Identify the lines that contain the string "BHIST" and copy all of them.

## BEGIN MATERIAL TO PROCESS

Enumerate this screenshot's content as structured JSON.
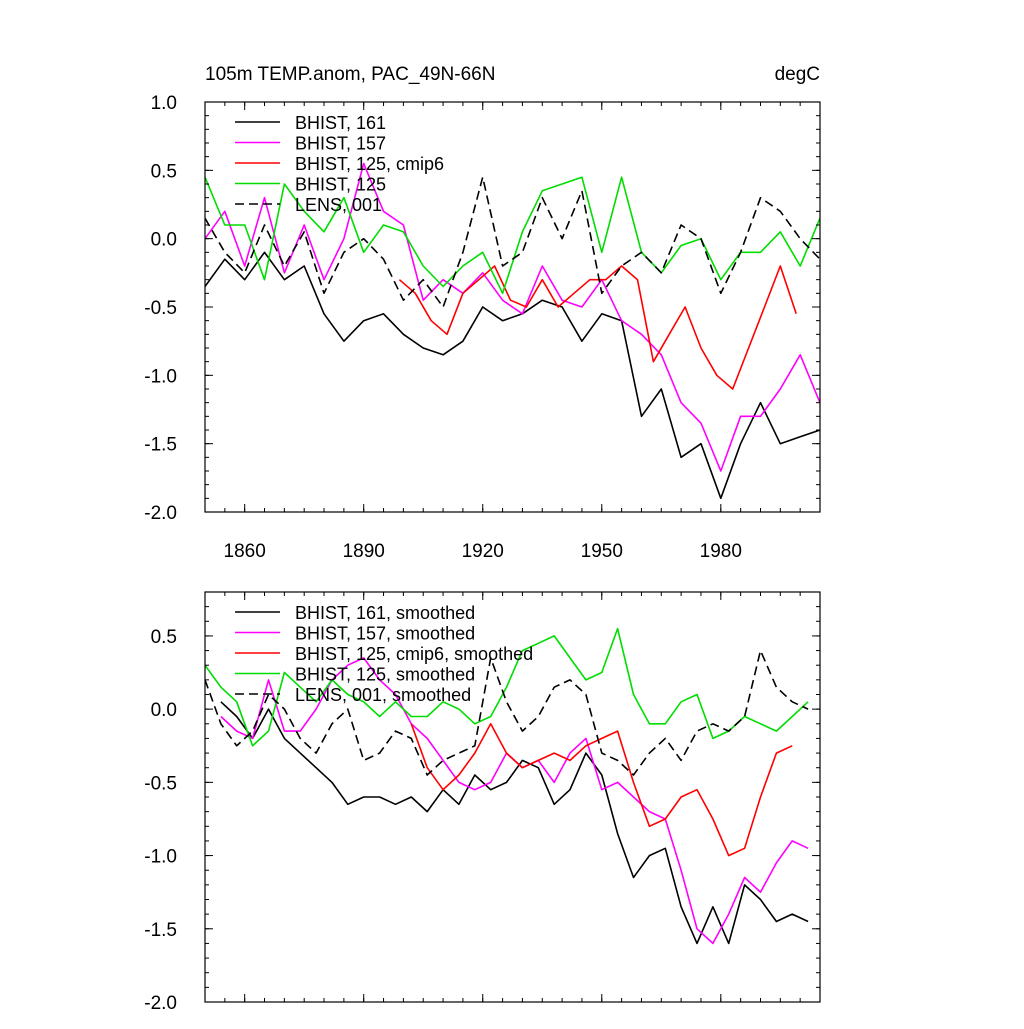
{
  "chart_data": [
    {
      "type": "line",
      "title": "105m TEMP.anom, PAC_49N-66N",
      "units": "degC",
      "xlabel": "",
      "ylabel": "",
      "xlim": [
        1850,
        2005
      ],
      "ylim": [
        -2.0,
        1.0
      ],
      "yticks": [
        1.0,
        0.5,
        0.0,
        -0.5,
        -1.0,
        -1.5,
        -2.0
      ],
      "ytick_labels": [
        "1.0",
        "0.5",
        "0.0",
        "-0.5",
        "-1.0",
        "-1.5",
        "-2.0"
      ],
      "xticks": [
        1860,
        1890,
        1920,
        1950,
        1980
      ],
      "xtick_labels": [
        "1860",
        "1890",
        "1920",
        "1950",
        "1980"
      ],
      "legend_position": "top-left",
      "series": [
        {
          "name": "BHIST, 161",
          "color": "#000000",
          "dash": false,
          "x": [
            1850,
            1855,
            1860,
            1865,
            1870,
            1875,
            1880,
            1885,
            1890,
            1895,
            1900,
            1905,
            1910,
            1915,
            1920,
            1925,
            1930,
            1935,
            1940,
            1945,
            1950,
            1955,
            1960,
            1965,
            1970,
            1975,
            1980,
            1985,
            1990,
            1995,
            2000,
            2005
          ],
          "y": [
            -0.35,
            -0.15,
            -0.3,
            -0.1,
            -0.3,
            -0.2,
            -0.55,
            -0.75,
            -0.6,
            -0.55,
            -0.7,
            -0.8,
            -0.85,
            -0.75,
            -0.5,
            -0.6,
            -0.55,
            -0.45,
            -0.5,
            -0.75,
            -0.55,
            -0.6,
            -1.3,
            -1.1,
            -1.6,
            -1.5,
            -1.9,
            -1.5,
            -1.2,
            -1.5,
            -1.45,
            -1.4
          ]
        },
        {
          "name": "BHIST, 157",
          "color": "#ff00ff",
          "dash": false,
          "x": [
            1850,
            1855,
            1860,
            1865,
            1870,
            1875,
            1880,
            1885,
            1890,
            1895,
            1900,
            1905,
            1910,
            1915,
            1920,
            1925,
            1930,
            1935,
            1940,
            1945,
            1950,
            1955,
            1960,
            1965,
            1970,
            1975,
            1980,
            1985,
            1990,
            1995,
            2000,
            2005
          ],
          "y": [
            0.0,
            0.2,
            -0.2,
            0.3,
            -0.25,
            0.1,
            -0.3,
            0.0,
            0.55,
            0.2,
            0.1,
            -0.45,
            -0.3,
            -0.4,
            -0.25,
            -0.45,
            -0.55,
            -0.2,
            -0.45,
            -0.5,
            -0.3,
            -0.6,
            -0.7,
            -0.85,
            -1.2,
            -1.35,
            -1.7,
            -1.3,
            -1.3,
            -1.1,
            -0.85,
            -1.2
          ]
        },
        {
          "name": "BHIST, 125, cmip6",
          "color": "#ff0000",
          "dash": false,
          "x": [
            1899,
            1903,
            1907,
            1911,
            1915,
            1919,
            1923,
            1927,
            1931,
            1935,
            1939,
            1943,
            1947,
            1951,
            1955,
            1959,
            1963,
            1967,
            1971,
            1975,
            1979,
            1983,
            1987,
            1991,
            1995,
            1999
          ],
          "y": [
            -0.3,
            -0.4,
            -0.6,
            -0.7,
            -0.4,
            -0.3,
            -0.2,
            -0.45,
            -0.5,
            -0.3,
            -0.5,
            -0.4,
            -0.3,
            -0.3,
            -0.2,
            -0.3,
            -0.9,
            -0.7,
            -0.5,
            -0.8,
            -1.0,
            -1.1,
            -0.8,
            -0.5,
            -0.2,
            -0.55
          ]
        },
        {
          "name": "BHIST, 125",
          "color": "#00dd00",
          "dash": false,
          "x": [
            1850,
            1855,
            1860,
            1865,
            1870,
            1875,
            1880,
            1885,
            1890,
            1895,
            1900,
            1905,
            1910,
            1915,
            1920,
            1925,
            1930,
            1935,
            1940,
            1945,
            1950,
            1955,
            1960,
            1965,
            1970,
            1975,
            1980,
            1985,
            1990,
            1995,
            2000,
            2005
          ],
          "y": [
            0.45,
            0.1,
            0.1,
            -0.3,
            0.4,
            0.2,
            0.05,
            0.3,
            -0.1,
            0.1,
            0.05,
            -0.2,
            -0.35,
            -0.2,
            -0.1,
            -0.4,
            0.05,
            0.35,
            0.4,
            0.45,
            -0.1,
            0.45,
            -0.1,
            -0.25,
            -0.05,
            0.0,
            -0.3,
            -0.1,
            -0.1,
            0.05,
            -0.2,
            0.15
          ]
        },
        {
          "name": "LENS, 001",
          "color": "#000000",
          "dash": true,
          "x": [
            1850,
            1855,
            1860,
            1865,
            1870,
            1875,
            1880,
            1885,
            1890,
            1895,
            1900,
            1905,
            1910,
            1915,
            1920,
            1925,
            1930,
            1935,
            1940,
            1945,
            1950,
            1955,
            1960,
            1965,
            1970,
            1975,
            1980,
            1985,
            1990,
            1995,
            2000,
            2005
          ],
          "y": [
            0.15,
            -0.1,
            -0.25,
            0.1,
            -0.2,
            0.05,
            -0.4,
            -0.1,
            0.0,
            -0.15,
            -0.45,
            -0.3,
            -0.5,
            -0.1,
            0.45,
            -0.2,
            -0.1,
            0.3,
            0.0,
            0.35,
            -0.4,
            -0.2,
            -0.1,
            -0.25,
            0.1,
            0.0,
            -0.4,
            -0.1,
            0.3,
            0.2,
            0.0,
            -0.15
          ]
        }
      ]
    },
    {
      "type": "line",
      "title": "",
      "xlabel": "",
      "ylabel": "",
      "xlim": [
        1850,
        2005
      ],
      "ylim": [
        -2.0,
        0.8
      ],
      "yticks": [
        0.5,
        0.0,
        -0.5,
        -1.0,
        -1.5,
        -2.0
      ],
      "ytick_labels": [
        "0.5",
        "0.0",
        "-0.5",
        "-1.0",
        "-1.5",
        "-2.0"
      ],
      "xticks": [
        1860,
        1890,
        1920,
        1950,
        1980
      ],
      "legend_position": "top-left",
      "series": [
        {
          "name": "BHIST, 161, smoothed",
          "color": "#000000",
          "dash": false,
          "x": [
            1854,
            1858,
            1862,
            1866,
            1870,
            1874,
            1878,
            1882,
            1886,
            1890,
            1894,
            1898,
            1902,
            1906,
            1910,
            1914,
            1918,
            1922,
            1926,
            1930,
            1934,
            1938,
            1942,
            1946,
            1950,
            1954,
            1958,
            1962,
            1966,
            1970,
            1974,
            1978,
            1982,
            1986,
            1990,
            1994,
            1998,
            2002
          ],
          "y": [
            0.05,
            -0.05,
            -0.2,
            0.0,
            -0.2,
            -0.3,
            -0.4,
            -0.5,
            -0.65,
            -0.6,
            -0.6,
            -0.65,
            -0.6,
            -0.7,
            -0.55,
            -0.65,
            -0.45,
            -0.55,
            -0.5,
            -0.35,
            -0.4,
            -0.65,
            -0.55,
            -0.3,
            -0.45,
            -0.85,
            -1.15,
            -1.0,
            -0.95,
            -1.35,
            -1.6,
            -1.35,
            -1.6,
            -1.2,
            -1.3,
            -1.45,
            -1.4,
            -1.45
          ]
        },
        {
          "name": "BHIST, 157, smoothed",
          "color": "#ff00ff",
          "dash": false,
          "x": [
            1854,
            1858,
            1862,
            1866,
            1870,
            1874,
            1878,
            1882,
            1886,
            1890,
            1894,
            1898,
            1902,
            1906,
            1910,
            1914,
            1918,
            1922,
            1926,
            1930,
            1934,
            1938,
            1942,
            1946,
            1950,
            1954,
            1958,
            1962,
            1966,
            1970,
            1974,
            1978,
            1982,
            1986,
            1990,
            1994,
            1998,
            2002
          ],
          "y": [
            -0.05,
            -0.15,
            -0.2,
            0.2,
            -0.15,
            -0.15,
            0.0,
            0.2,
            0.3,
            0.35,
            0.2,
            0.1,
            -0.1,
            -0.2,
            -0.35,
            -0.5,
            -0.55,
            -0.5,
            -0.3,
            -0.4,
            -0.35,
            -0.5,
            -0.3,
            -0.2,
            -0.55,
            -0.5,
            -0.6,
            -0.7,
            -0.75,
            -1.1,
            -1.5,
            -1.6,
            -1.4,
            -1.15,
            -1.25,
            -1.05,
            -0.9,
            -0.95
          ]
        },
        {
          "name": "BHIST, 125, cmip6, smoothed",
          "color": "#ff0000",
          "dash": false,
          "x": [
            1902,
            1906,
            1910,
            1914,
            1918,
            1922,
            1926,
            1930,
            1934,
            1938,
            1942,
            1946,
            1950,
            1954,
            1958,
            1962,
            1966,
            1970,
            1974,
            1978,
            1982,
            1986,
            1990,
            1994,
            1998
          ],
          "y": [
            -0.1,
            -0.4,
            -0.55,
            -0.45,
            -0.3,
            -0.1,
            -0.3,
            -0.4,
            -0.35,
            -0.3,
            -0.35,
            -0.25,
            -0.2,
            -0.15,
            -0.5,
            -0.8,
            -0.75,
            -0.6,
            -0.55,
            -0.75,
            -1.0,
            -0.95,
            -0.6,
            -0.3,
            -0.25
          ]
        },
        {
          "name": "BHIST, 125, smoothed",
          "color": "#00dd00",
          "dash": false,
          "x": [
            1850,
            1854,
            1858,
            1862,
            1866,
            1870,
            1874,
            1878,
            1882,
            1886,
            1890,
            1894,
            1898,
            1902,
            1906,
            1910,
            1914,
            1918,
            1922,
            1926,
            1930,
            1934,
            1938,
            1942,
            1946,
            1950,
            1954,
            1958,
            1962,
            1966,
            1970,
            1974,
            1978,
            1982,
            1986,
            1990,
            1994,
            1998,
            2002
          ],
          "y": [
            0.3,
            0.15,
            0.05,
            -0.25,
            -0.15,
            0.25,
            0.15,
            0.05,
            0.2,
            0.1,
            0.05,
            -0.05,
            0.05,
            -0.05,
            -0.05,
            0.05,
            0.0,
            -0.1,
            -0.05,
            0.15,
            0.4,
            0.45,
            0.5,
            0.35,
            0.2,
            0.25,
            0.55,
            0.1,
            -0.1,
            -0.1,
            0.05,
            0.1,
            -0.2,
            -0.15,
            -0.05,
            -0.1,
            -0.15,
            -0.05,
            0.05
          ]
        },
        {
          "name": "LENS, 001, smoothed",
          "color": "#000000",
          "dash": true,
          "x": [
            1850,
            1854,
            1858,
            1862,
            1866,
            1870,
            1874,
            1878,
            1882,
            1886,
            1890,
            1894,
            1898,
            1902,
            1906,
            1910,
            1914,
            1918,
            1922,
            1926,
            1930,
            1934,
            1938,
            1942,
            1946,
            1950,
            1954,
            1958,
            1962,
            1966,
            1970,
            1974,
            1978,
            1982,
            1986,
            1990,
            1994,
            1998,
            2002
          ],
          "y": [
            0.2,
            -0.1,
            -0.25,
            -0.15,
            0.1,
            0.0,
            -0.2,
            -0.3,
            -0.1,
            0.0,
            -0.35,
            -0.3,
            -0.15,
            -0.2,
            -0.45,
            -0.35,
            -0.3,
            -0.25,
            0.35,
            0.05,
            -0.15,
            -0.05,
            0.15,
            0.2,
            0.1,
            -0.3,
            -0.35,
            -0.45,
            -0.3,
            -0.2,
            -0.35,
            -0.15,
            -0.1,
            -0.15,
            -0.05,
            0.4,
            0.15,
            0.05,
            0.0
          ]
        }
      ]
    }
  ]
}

## END MATERIAL TO PROCESS

**EXERCISE ANSWER**
          "name": "BHIST, 161",
          "name": "BHIST, 157",
          "name": "BHIST, 125, cmip6",
          "name": "BHIST, 125",
          "name": "BHIST, 161, smoothed",
          "name": "BHIST, 157, smoothed",
          "name": "BHIST, 125, cmip6, smoothed",
          "name": "BHIST, 125, smoothed",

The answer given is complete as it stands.